### STATED PROBLEM:
Copy the lines below word for word, leaving out any pictures.

++++++

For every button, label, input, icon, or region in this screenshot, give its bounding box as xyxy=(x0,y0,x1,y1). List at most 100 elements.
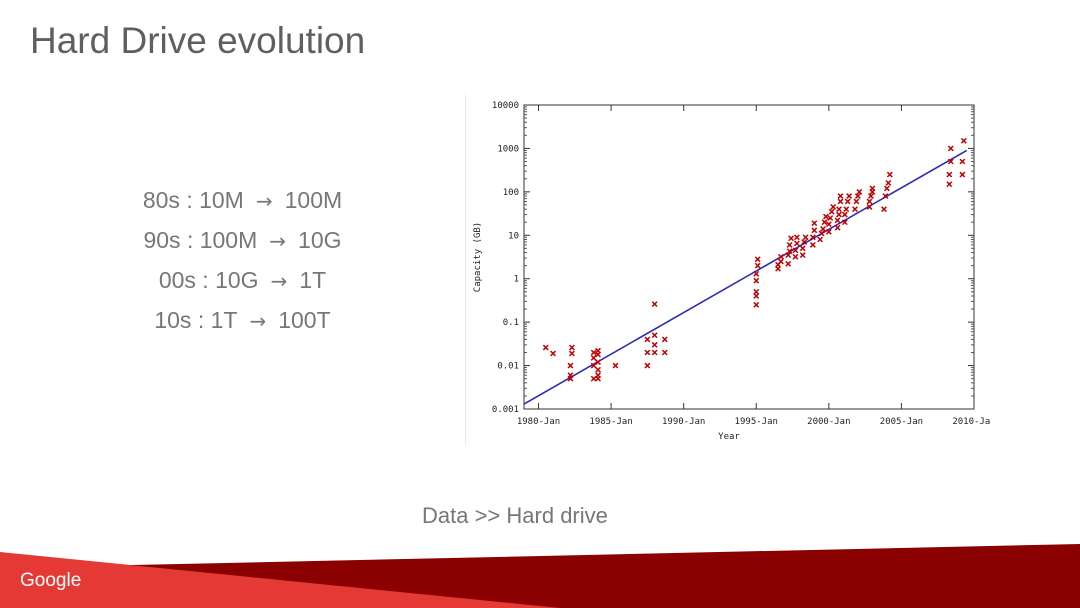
data-point xyxy=(811,220,818,227)
data-point xyxy=(590,349,597,356)
x-tick-label: 2000-Jan xyxy=(807,417,850,427)
right-arrow-icon: → xyxy=(255,189,273,213)
data-point xyxy=(817,236,824,243)
data-point xyxy=(644,362,651,369)
data-point xyxy=(754,262,761,269)
data-point xyxy=(836,211,842,218)
decade-capacity-list: 80s : 10M → 100M 90s : 100M → 10G 00s : 10G →… xyxy=(110,180,375,340)
x-tick-label: 2010-Jan xyxy=(952,417,991,427)
data-point xyxy=(837,198,844,205)
data-point xyxy=(828,208,835,215)
y-tick-label: 0.1 xyxy=(503,318,519,328)
data-point xyxy=(836,206,842,213)
data-point xyxy=(661,336,668,343)
data-point xyxy=(844,198,851,205)
data-point xyxy=(841,219,848,226)
data-point xyxy=(809,241,816,248)
google-logo: Google xyxy=(20,570,82,591)
data-point xyxy=(793,234,800,241)
data-point xyxy=(792,253,799,260)
data-point xyxy=(595,375,601,382)
data-point xyxy=(778,253,784,260)
data-point xyxy=(959,158,966,165)
data-point xyxy=(854,193,861,199)
data-point xyxy=(612,362,619,369)
data-point xyxy=(825,228,832,235)
capacity-scatter-plot: 0.001 0.01 0.1 1 10 100 1000 10000 1980-Jan 1985-… xyxy=(473,101,996,442)
right-arrow-icon: → xyxy=(269,229,287,253)
decade-capacity-start: 80s : 10M xyxy=(142,187,244,213)
data-point xyxy=(651,349,658,356)
data-point xyxy=(799,252,806,259)
data-point xyxy=(818,230,825,237)
data-point xyxy=(792,247,799,254)
y-axis-label: Capacity (GB) xyxy=(473,222,483,292)
data-point xyxy=(786,248,793,255)
data-point xyxy=(856,188,863,195)
data-point xyxy=(825,221,832,228)
right-arrow-icon: → xyxy=(270,269,288,293)
data-point xyxy=(946,171,953,178)
list-item: 00s : 10G → 1T xyxy=(110,260,375,300)
data-point xyxy=(853,198,860,205)
data-point xyxy=(799,245,806,252)
data-point xyxy=(567,362,574,369)
data-point xyxy=(568,344,575,351)
data-point xyxy=(866,198,873,205)
data-point xyxy=(595,359,601,366)
decade-capacity-start: 00s : 10G xyxy=(158,267,259,293)
list-item: 10s : 1T → 100T xyxy=(110,300,375,340)
data-point xyxy=(567,372,574,379)
data-point xyxy=(886,171,893,178)
data-point xyxy=(885,180,892,186)
decade-capacity-start: 10s : 1T xyxy=(154,307,238,333)
slide-caption: Data >> Hard drive xyxy=(422,503,608,528)
data-point xyxy=(595,347,601,354)
data-point xyxy=(753,277,760,284)
data-point xyxy=(866,203,873,210)
list-item: 90s : 100M → 10G xyxy=(110,220,375,260)
y-tick-label: 10000 xyxy=(492,101,519,111)
data-point xyxy=(661,349,668,356)
data-point xyxy=(960,137,967,144)
y-tick-label: 1000 xyxy=(497,144,519,154)
data-point xyxy=(868,193,874,199)
x-tick-label: 1990-Jan xyxy=(662,417,705,427)
data-point xyxy=(846,193,853,199)
data-point xyxy=(837,193,844,199)
data-point xyxy=(786,241,793,248)
data-point xyxy=(841,211,848,218)
list-item: 80s : 10M → 100M xyxy=(110,180,375,220)
plot-frame xyxy=(523,104,975,410)
data-point xyxy=(830,203,837,210)
y-tick-label: 0.001 xyxy=(492,405,519,415)
data-point xyxy=(542,344,549,351)
y-tick-label: 0.01 xyxy=(497,362,519,372)
trend-line xyxy=(523,149,968,405)
data-point xyxy=(852,206,858,213)
data-point xyxy=(595,366,601,373)
decade-capacity-start: 90s : 100M xyxy=(143,227,258,253)
y-tick-label: 1 xyxy=(514,275,519,285)
data-point xyxy=(568,350,575,357)
capacity-chart: 0.001 0.01 0.1 1 10 100 1000 10000 1980-Jan 1985-… xyxy=(465,95,996,445)
data-point xyxy=(883,185,890,192)
data-point xyxy=(778,258,784,265)
data-point xyxy=(834,217,841,224)
data-point xyxy=(793,240,800,247)
decade-capacity-end: 100T xyxy=(278,307,331,333)
data-point xyxy=(754,256,761,263)
x-tick-label: 1980-Jan xyxy=(517,417,560,427)
data-point xyxy=(959,171,966,178)
data-point xyxy=(823,213,829,220)
data-point xyxy=(843,206,850,213)
data-point xyxy=(802,234,809,241)
decade-capacity-end: 10G xyxy=(298,227,342,253)
data-point xyxy=(785,260,792,267)
data-point xyxy=(651,301,658,308)
data-point xyxy=(651,341,658,348)
footer-band xyxy=(0,544,1080,608)
x-axis-label: Year xyxy=(718,432,740,442)
decade-capacity-end: 1T xyxy=(299,267,327,293)
data-point xyxy=(753,301,760,308)
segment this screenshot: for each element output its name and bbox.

++++++

### FINISHED TASK:
For every button, label, input, icon, or region in this screenshot, give its bounding box as xyxy=(x0,y0,x1,y1). List at most 100 elements.
data-point xyxy=(811,220,818,227)
data-point xyxy=(590,349,597,356)
x-tick-label: 2000-Jan xyxy=(807,417,850,427)
right-arrow-icon: → xyxy=(255,189,273,213)
data-point xyxy=(817,236,824,243)
data-point xyxy=(644,362,651,369)
data-point xyxy=(754,262,761,269)
data-point xyxy=(836,211,842,218)
decade-capacity-list: 80s : 10M → 100M 90s : 100M → 10G 00s : 10G →… xyxy=(110,180,375,340)
x-tick-label: 2010-Jan xyxy=(952,417,991,427)
data-point xyxy=(837,198,844,205)
data-point xyxy=(828,208,835,215)
y-tick-label: 0.1 xyxy=(503,318,519,328)
data-point xyxy=(836,206,842,213)
data-point xyxy=(661,336,668,343)
data-point xyxy=(844,198,851,205)
data-point xyxy=(841,219,848,226)
data-point xyxy=(809,241,816,248)
google-logo: Google xyxy=(20,570,82,591)
data-point xyxy=(793,234,800,241)
data-point xyxy=(792,253,799,260)
data-point xyxy=(595,375,601,382)
data-point xyxy=(778,253,784,260)
data-point xyxy=(959,158,966,165)
data-point xyxy=(854,193,861,199)
data-point xyxy=(612,362,619,369)
data-point xyxy=(825,228,832,235)
capacity-scatter-plot: 0.001 0.01 0.1 1 10 100 1000 10000 1980-Jan 1985-… xyxy=(473,101,996,442)
right-arrow-icon: → xyxy=(269,229,287,253)
decade-capacity-start: 80s : 10M xyxy=(142,187,244,213)
data-point xyxy=(651,349,658,356)
data-point xyxy=(799,252,806,259)
data-point xyxy=(818,230,825,237)
data-point xyxy=(792,247,799,254)
y-axis-label: Capacity (GB) xyxy=(473,222,483,292)
data-point xyxy=(786,248,793,255)
data-point xyxy=(856,188,863,195)
data-point xyxy=(825,221,832,228)
right-arrow-icon: → xyxy=(270,269,288,293)
data-point xyxy=(946,171,953,178)
list-item: 00s : 10G → 1T xyxy=(110,260,375,300)
data-point xyxy=(853,198,860,205)
data-point xyxy=(799,245,806,252)
data-point xyxy=(567,362,574,369)
data-point xyxy=(568,344,575,351)
data-point xyxy=(866,198,873,205)
data-point xyxy=(595,359,601,366)
decade-capacity-start: 00s : 10G xyxy=(158,267,259,293)
list-item: 10s : 1T → 100T xyxy=(110,300,375,340)
data-point xyxy=(567,372,574,379)
data-point xyxy=(886,171,893,178)
data-point xyxy=(885,180,892,186)
decade-capacity-start: 10s : 1T xyxy=(154,307,238,333)
slide-caption: Data >> Hard drive xyxy=(422,503,608,528)
data-point xyxy=(595,347,601,354)
data-point xyxy=(753,277,760,284)
data-point xyxy=(866,203,873,210)
list-item: 90s : 100M → 10G xyxy=(110,220,375,260)
y-tick-label: 10000 xyxy=(492,101,519,111)
data-point xyxy=(661,349,668,356)
data-point xyxy=(960,137,967,144)
y-tick-label: 1000 xyxy=(497,144,519,154)
data-point xyxy=(868,193,874,199)
x-tick-label: 1990-Jan xyxy=(662,417,705,427)
data-point xyxy=(846,193,853,199)
data-point xyxy=(837,193,844,199)
data-point xyxy=(786,241,793,248)
data-point xyxy=(841,211,848,218)
list-item: 80s : 10M → 100M xyxy=(110,180,375,220)
plot-frame xyxy=(523,104,975,410)
data-point xyxy=(830,203,837,210)
y-tick-label: 0.001 xyxy=(492,405,519,415)
data-point xyxy=(542,344,549,351)
y-tick-label: 0.01 xyxy=(497,362,519,372)
trend-line xyxy=(523,149,968,405)
data-point xyxy=(852,206,858,213)
data-point xyxy=(595,366,601,373)
decade-capacity-start: 90s : 100M xyxy=(143,227,258,253)
y-tick-label: 1 xyxy=(514,275,519,285)
data-point xyxy=(568,350,575,357)
capacity-chart: 0.001 0.01 0.1 1 10 100 1000 10000 1980-Jan 1985-… xyxy=(465,95,996,445)
data-point xyxy=(883,185,890,192)
data-point xyxy=(778,258,784,265)
data-point xyxy=(834,217,841,224)
data-point xyxy=(793,240,800,247)
decade-capacity-end: 100T xyxy=(278,307,331,333)
data-point xyxy=(754,256,761,263)
x-tick-label: 1980-Jan xyxy=(517,417,560,427)
data-point xyxy=(959,171,966,178)
data-point xyxy=(823,213,829,220)
data-point xyxy=(843,206,850,213)
data-point xyxy=(802,234,809,241)
decade-capacity-end: 10G xyxy=(298,227,342,253)
data-point xyxy=(785,260,792,267)
data-point xyxy=(651,301,658,308)
data-point xyxy=(651,341,658,348)
footer-band xyxy=(0,544,1080,608)
x-axis-label: Year xyxy=(718,432,740,442)
decade-capacity-end: 1T xyxy=(299,267,327,293)
data-point xyxy=(753,301,760,308)
segment this screenshot: for each element output its name and bbox.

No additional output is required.